▸ EXERCISE AIM:
Make an exact copy of all the data.

*** PROVIDED RECORDS

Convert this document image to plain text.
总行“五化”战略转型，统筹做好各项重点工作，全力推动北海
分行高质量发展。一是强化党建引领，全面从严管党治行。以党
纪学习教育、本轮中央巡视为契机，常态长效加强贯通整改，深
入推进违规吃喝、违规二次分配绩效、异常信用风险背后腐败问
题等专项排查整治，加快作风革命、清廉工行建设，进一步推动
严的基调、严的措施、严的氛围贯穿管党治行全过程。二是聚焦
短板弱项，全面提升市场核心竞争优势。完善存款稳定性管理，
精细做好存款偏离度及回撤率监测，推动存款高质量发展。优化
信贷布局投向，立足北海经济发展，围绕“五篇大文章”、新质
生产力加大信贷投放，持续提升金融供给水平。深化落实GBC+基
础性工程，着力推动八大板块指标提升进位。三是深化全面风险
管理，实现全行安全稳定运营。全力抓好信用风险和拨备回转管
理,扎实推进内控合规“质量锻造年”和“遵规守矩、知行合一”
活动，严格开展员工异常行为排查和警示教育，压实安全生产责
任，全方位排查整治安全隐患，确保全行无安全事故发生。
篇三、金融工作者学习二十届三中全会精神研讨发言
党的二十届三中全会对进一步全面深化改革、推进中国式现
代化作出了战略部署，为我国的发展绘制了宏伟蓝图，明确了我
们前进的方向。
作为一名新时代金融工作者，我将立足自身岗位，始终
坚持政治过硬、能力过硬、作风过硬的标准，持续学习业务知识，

******

▸ OUTPUT OF THE TASK:
Convert this document image to plain text.
总行“五化”战略转型，统筹做好各项重点工作，全力推动北海
分行高质量发展。一是强化党建引领，全面从严管党治行。以党
纪学习教育、本轮中央巡视为契机，常态长效加强贯通整改，深
入推进违规吃喝、违规二次分配绩效、异常信用风险背后腐败问
题等专项排查整治，加快作风革命、清廉工行建设，进一步推动
严的基调、严的措施、严的氛围贯穿管党治行全过程。二是聚焦
短板弱项，全面提升市场核心竞争优势。完善存款稳定性管理，
精细做好存款偏离度及回撤率监测，推动存款高质量发展。优化
信贷布局投向，立足北海经济发展，围绕“五篇大文章”、新质
生产力加大信贷投放，持续提升金融供给水平。深化落实GBC+基
础性工程，着力推动八大板块指标提升进位。三是深化全面风险
管理，实现全行安全稳定运营。全力抓好信用风险和拨备回转管
理,扎实推进内控合规“质量锻造年”和“遵规守矩、知行合一”
活动，严格开展员工异常行为排查和警示教育，压实安全生产责
任，全方位排查整治安全隐患，确保全行无安全事故发生。
篇三、金融工作者学习二十届三中全会精神研讨发言
党的二十届三中全会对进一步全面深化改革、推进中国式现
代化作出了战略部署，为我国的发展绘制了宏伟蓝图，明确了我
们前进的方向。
作为一名新时代金融工作者，我将立足自身岗位，始终
坚持政治过硬、能力过硬、作风过硬的标准，持续学习业务知识，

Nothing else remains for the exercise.